Written request.
Find the lines holding the string "name" in the data, then copy all of them.

──────────────────────────────

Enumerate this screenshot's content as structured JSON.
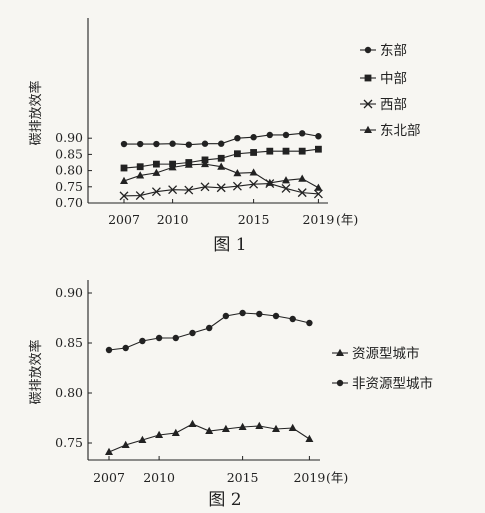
{
  "chart_data": [
    {
      "type": "line",
      "caption": "图 1",
      "ylabel": "碳排放效率",
      "xlabel_unit": "(年)",
      "x": [
        2007,
        2008,
        2009,
        2010,
        2011,
        2012,
        2013,
        2014,
        2015,
        2016,
        2017,
        2018,
        2019
      ],
      "xticks": [
        2007,
        2010,
        2015,
        2019
      ],
      "yticks": [
        "0.70",
        "0.75",
        "0.80",
        "0.85",
        "0.90"
      ],
      "ylim": [
        0.7,
        0.925
      ],
      "legend_position": "right",
      "series": [
        {
          "name": "东部",
          "marker": "circle",
          "values": [
            0.882,
            0.882,
            0.882,
            0.883,
            0.88,
            0.883,
            0.883,
            0.9,
            0.903,
            0.91,
            0.91,
            0.915,
            0.906
          ]
        },
        {
          "name": "中部",
          "marker": "square",
          "values": [
            0.808,
            0.812,
            0.82,
            0.82,
            0.825,
            0.833,
            0.838,
            0.852,
            0.856,
            0.86,
            0.86,
            0.86,
            0.866
          ]
        },
        {
          "name": "西部",
          "marker": "x",
          "values": [
            0.722,
            0.723,
            0.735,
            0.741,
            0.74,
            0.75,
            0.747,
            0.752,
            0.758,
            0.76,
            0.745,
            0.732,
            0.728
          ]
        },
        {
          "name": "东北部",
          "marker": "triangle",
          "values": [
            0.768,
            0.785,
            0.793,
            0.81,
            0.818,
            0.82,
            0.812,
            0.792,
            0.794,
            0.762,
            0.77,
            0.775,
            0.747
          ]
        }
      ]
    },
    {
      "type": "line",
      "caption": "图 2",
      "ylabel": "碳排放效率",
      "xlabel_unit": "(年)",
      "x": [
        2007,
        2008,
        2009,
        2010,
        2011,
        2012,
        2013,
        2014,
        2015,
        2016,
        2017,
        2018,
        2019
      ],
      "xticks": [
        2007,
        2010,
        2015,
        2019
      ],
      "yticks": [
        "0.75",
        "0.80",
        "0.85",
        "0.90"
      ],
      "ylim": [
        0.735,
        0.905
      ],
      "legend_position": "right",
      "series": [
        {
          "name": "资源型城市",
          "marker": "triangle",
          "values": [
            0.741,
            0.748,
            0.753,
            0.758,
            0.76,
            0.769,
            0.762,
            0.764,
            0.766,
            0.767,
            0.764,
            0.765,
            0.754
          ]
        },
        {
          "name": "非资源型城市",
          "marker": "circle",
          "values": [
            0.843,
            0.845,
            0.852,
            0.855,
            0.855,
            0.86,
            0.865,
            0.877,
            0.88,
            0.879,
            0.877,
            0.874,
            0.87
          ]
        }
      ]
    }
  ]
}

──────────────────────────────

Response to this task.
          "name": "东部",
          "name": "中部",
          "name": "西部",
          "name": "东北部",
          "name": "资源型城市",
          "name": "非资源型城市",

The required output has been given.